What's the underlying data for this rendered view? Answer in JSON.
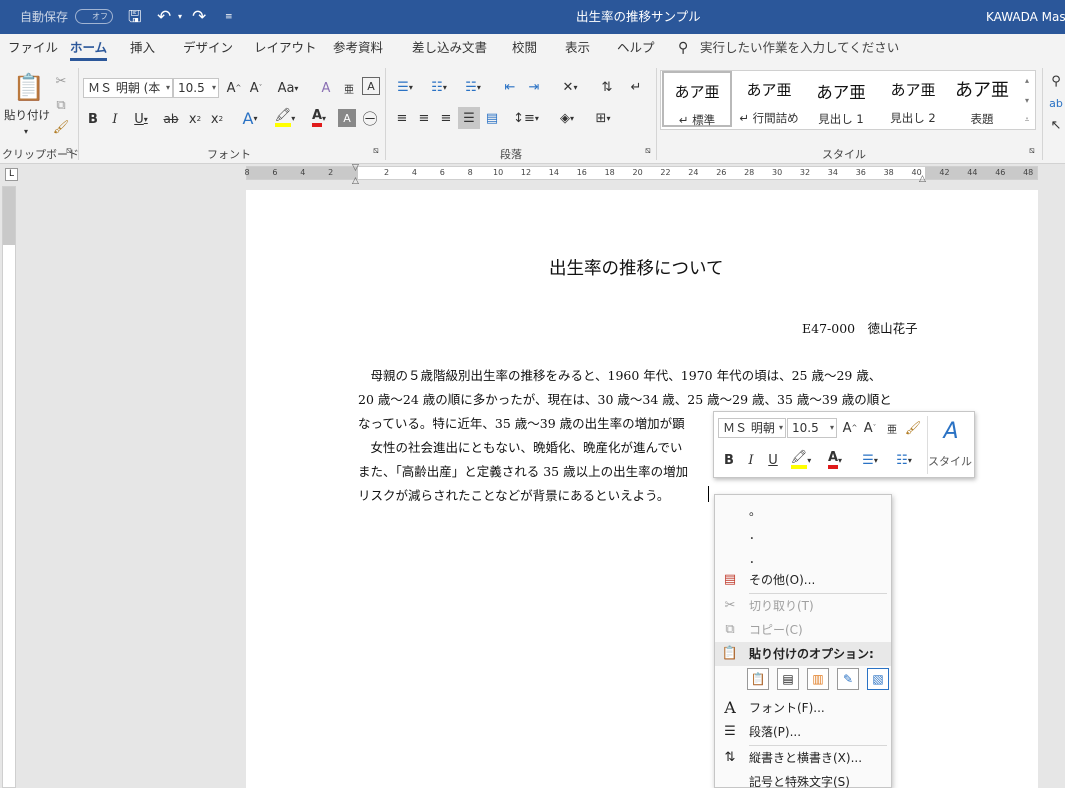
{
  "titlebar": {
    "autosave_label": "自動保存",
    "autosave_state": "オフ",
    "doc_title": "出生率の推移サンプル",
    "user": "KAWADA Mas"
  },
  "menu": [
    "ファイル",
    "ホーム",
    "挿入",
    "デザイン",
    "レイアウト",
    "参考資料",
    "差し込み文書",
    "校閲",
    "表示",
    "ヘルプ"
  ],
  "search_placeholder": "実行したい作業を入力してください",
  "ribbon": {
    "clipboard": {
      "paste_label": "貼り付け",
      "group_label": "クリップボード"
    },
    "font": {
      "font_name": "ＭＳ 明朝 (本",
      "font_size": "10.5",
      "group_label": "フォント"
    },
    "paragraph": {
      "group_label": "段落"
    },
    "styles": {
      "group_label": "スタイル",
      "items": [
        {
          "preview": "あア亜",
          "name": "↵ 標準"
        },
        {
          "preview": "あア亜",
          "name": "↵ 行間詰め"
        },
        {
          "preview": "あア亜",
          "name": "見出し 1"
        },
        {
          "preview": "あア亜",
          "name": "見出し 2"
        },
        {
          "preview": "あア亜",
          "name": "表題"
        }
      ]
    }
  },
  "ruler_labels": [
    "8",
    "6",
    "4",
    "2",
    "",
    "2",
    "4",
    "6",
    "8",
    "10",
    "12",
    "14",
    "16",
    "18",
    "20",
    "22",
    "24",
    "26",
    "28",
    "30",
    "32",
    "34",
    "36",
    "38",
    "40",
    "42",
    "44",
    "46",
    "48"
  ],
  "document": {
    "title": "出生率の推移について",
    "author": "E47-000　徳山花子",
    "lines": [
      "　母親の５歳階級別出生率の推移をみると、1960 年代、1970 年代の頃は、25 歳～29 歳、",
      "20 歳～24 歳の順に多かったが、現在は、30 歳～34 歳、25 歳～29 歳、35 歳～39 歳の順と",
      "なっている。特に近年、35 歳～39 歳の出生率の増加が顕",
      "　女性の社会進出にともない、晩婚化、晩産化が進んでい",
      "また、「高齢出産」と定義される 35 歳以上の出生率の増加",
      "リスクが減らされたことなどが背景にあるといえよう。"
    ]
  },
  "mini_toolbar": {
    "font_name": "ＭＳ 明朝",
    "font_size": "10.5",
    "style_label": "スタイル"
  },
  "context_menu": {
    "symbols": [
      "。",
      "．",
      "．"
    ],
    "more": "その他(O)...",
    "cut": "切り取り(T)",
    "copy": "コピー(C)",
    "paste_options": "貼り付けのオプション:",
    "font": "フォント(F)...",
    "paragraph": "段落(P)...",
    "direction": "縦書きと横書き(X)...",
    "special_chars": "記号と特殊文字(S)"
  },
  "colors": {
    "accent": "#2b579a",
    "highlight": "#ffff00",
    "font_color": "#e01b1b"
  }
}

___

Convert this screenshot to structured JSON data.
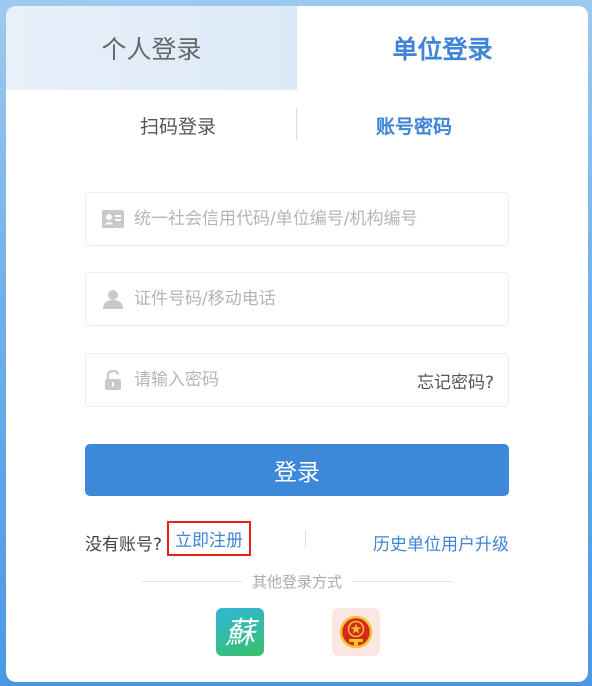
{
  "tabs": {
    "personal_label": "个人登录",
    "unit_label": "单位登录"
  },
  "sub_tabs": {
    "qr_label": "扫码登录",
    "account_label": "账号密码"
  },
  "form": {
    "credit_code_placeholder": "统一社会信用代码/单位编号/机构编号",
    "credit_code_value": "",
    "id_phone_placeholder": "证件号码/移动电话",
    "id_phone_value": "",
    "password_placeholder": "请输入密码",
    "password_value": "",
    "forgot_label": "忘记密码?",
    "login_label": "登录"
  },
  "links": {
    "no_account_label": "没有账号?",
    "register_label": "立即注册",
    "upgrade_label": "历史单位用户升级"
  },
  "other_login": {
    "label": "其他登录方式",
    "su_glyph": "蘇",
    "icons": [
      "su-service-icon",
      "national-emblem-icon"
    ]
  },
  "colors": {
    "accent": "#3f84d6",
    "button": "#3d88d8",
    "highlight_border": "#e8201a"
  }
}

___

In the entries above, find every line with the word "JSON" and list it.

* Solution to the problem *
What's the underlying data for this rendered view? Answer in JSON.
Convert this screenshot to structured JSON data.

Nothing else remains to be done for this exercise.